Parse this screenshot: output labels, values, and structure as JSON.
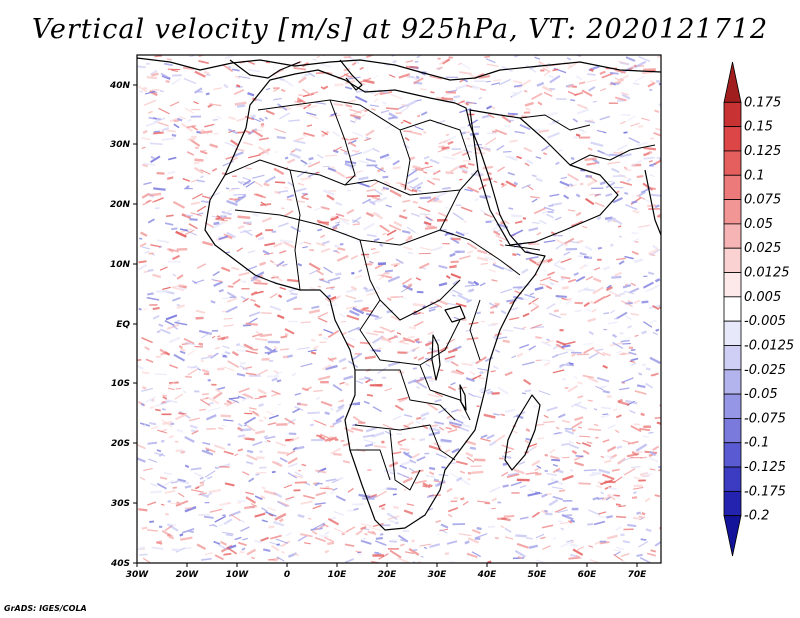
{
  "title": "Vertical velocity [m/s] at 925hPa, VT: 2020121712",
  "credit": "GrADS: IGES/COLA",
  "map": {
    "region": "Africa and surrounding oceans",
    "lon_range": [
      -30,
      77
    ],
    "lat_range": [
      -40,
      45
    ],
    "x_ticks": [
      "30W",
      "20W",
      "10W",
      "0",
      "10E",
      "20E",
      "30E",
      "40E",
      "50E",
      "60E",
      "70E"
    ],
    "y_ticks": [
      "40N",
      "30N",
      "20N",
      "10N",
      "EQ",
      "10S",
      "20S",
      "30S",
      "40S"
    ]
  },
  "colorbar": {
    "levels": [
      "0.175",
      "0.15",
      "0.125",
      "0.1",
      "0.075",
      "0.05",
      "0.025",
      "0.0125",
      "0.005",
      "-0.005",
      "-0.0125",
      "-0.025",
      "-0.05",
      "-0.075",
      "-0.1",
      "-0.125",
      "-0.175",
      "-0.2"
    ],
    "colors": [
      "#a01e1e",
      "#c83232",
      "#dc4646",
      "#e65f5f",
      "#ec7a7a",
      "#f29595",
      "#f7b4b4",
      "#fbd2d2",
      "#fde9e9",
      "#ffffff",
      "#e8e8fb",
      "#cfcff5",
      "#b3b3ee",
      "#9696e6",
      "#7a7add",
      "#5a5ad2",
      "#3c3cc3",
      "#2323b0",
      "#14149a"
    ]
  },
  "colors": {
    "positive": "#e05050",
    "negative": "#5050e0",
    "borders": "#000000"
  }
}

------

» **Request**
Take the data above and repeat it exactly, leaving each picture out.

» **Task result**
Parse this screenshot: output labels, values, and structure as JSON.
{
  "title": "Vertical velocity [m/s] at 925hPa, VT: 2020121712",
  "credit": "GrADS: IGES/COLA",
  "map": {
    "region": "Africa and surrounding oceans",
    "lon_range": [
      -30,
      77
    ],
    "lat_range": [
      -40,
      45
    ],
    "x_ticks": [
      "30W",
      "20W",
      "10W",
      "0",
      "10E",
      "20E",
      "30E",
      "40E",
      "50E",
      "60E",
      "70E"
    ],
    "y_ticks": [
      "40N",
      "30N",
      "20N",
      "10N",
      "EQ",
      "10S",
      "20S",
      "30S",
      "40S"
    ]
  },
  "colorbar": {
    "levels": [
      "0.175",
      "0.15",
      "0.125",
      "0.1",
      "0.075",
      "0.05",
      "0.025",
      "0.0125",
      "0.005",
      "-0.005",
      "-0.0125",
      "-0.025",
      "-0.05",
      "-0.075",
      "-0.1",
      "-0.125",
      "-0.175",
      "-0.2"
    ],
    "colors": [
      "#a01e1e",
      "#c83232",
      "#dc4646",
      "#e65f5f",
      "#ec7a7a",
      "#f29595",
      "#f7b4b4",
      "#fbd2d2",
      "#fde9e9",
      "#ffffff",
      "#e8e8fb",
      "#cfcff5",
      "#b3b3ee",
      "#9696e6",
      "#7a7add",
      "#5a5ad2",
      "#3c3cc3",
      "#2323b0",
      "#14149a"
    ]
  },
  "colors": {
    "positive": "#e05050",
    "negative": "#5050e0",
    "borders": "#000000"
  }
}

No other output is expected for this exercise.